▶ **Items from a data source**
────────────────────
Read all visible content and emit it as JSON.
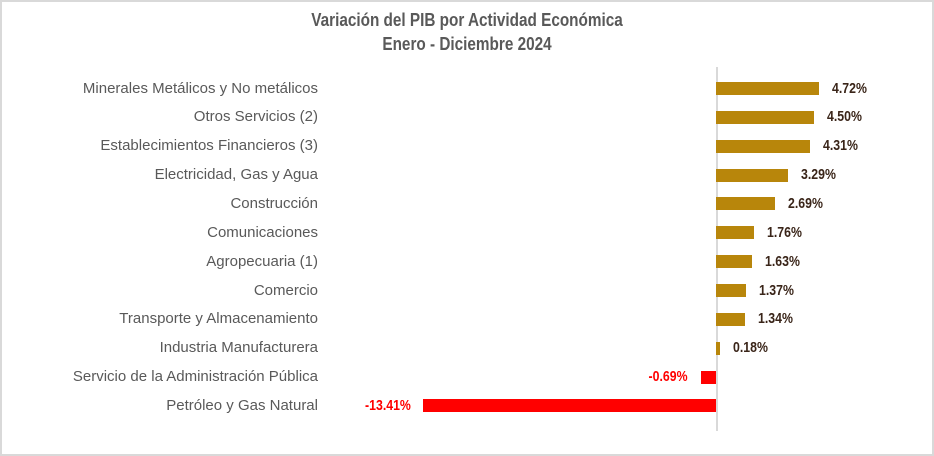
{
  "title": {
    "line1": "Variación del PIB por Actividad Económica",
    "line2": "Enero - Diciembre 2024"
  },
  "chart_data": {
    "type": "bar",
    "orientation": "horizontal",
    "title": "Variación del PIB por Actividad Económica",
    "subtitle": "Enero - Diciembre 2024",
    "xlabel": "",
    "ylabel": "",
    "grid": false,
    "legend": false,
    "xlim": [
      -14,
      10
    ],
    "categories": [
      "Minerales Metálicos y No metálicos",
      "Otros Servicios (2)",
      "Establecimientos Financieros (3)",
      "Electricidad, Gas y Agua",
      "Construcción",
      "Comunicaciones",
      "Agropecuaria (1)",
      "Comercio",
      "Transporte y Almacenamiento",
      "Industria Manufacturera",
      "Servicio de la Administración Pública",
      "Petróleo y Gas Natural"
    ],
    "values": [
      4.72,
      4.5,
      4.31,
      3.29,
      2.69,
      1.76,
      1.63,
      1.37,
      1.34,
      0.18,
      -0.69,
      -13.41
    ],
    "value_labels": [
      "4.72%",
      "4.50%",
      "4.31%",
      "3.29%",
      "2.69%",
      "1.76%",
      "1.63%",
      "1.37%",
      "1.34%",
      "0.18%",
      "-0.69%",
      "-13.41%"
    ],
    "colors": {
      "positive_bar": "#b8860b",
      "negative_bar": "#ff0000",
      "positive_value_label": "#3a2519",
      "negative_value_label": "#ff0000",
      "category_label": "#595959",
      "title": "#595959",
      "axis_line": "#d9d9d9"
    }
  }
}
────────────────────
Return each line where "Económica" shows up.

▶ **Solution below**
    "line1": "Variación del PIB por Actividad Económica",
    "title": "Variación del PIB por Actividad Económica",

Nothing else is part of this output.